Objective
An exact reproduction of the records is required, with all images left out.

□ □ □ □ □

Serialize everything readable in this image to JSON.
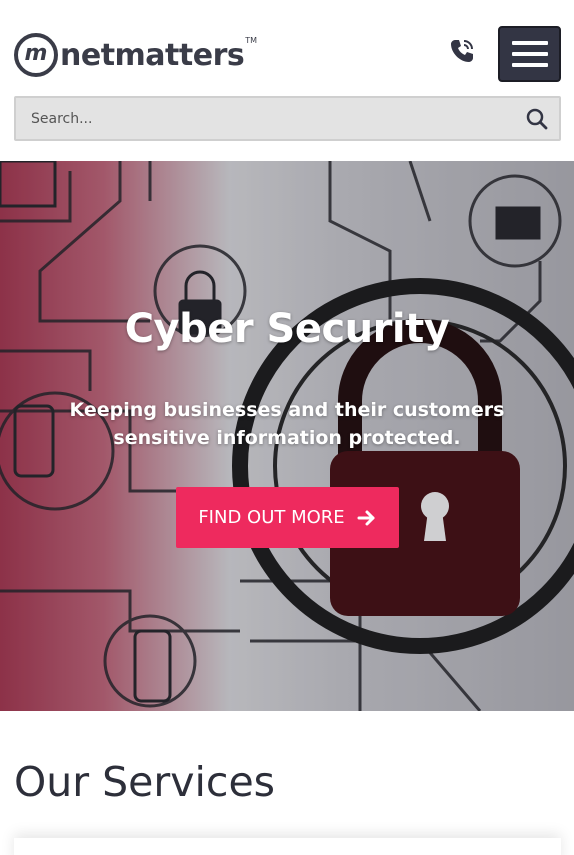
{
  "header": {
    "logo": {
      "mark": "m",
      "name": "netmatters",
      "trademark": "TM"
    },
    "phone_icon": "phone-icon",
    "menu_icon": "hamburger-menu-icon"
  },
  "search": {
    "placeholder": "Search...",
    "icon": "search-icon"
  },
  "hero": {
    "title": "Cyber Security",
    "subtitle": "Keeping businesses and their customers sensitive information protected.",
    "cta_label": "FIND OUT MORE",
    "cta_icon": "arrow-right-icon"
  },
  "services": {
    "title": "Our Services"
  },
  "colors": {
    "brand_dark": "#333544",
    "cta_pink": "#ee2a5e",
    "search_bg": "#e3e3e3",
    "hero_red": "#9b2c45"
  }
}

□ □ □ □ □

Exercise output
Serialize everything readable in this image to JSON.
{
  "header": {
    "logo": {
      "mark": "m",
      "name": "netmatters",
      "trademark": "TM"
    },
    "phone_icon": "phone-icon",
    "menu_icon": "hamburger-menu-icon"
  },
  "search": {
    "placeholder": "Search...",
    "icon": "search-icon"
  },
  "hero": {
    "title": "Cyber Security",
    "subtitle": "Keeping businesses and their customers sensitive information protected.",
    "cta_label": "FIND OUT MORE",
    "cta_icon": "arrow-right-icon"
  },
  "services": {
    "title": "Our Services"
  },
  "colors": {
    "brand_dark": "#333544",
    "cta_pink": "#ee2a5e",
    "search_bg": "#e3e3e3",
    "hero_red": "#9b2c45"
  }
}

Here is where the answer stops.